#### [DATASET]
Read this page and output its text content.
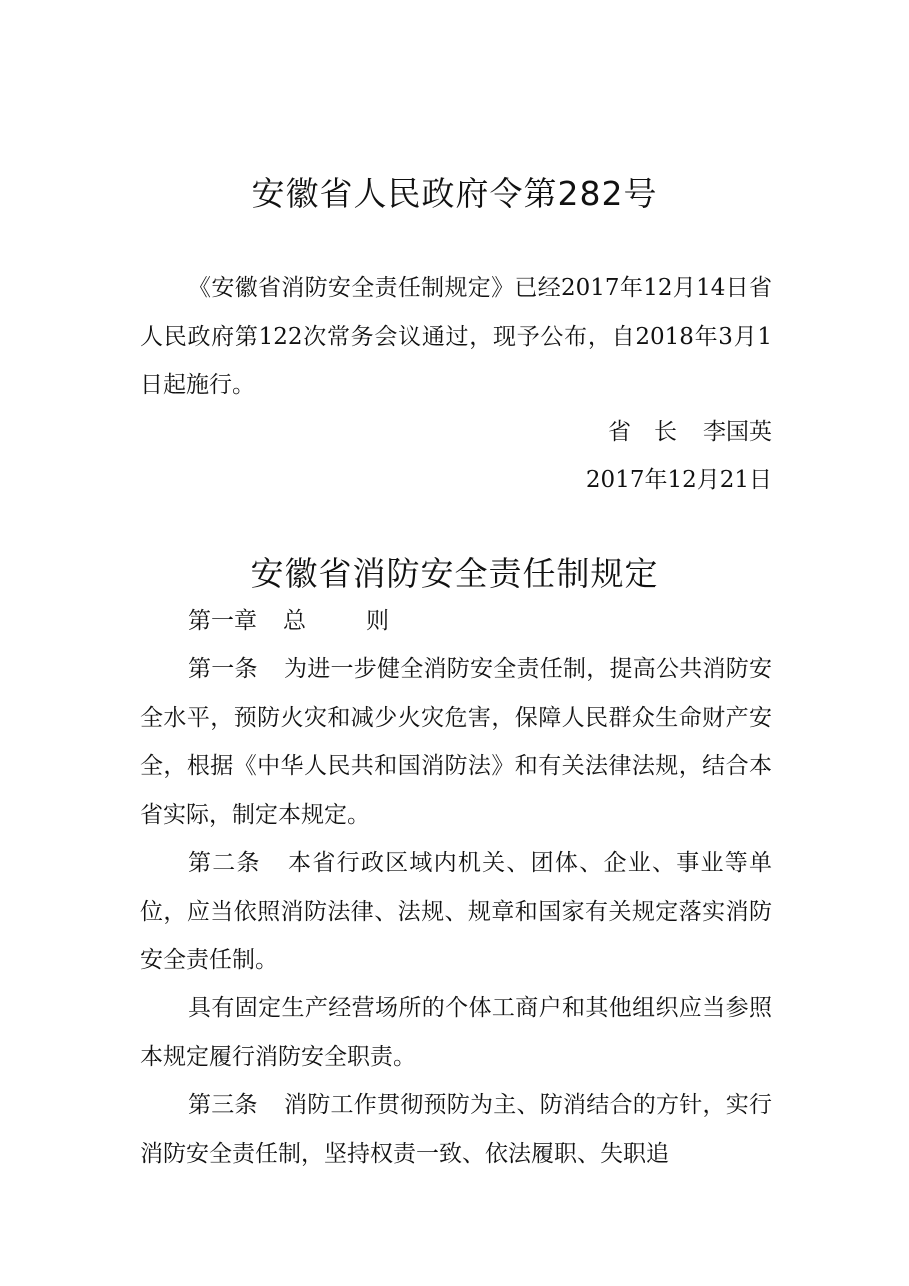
安徽省人民政府令第282号

《安徽省消防安全责任制规定》已经2017年12月14日省人民政府第122次常务会议通过，现予公布，自2018年3月1日起施行。

省　长 李国英

2017年12月21日

安徽省消防安全责任制规定

第一章 总	则

第一条 为进一步健全消防安全责任制，提高公共消防安全水平，预防火灾和减少火灾危害，保障人民群众生命财产安全，根据《中华人民共和国消防法》和有关法律法规，结合本省实际，制定本规定。

第二条 本省行政区域内机关、团体、企业、事业等单位，应当依照消防法律、法规、规章和国家有关规定落实消防安全责任制。

具有固定生产经营场所的个体工商户和其他组织应当参照本规定履行消防安全职责。

第三条 消防工作贯彻预防为主、防消结合的方针，实行消防安全责任制，坚持权责一致、依法履职、失职追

#### [AIM OF THE TASK]
Gather up the lines that contain the word "安徽省消防安全责任制规定".

#### [RESULT OF THE TASK]
《安徽省消防安全责任制规定》已经2017年12月14日省人民政府第122次常务会议通过，现予公布，自2018年3月1日起施行。
安徽省消防安全责任制规定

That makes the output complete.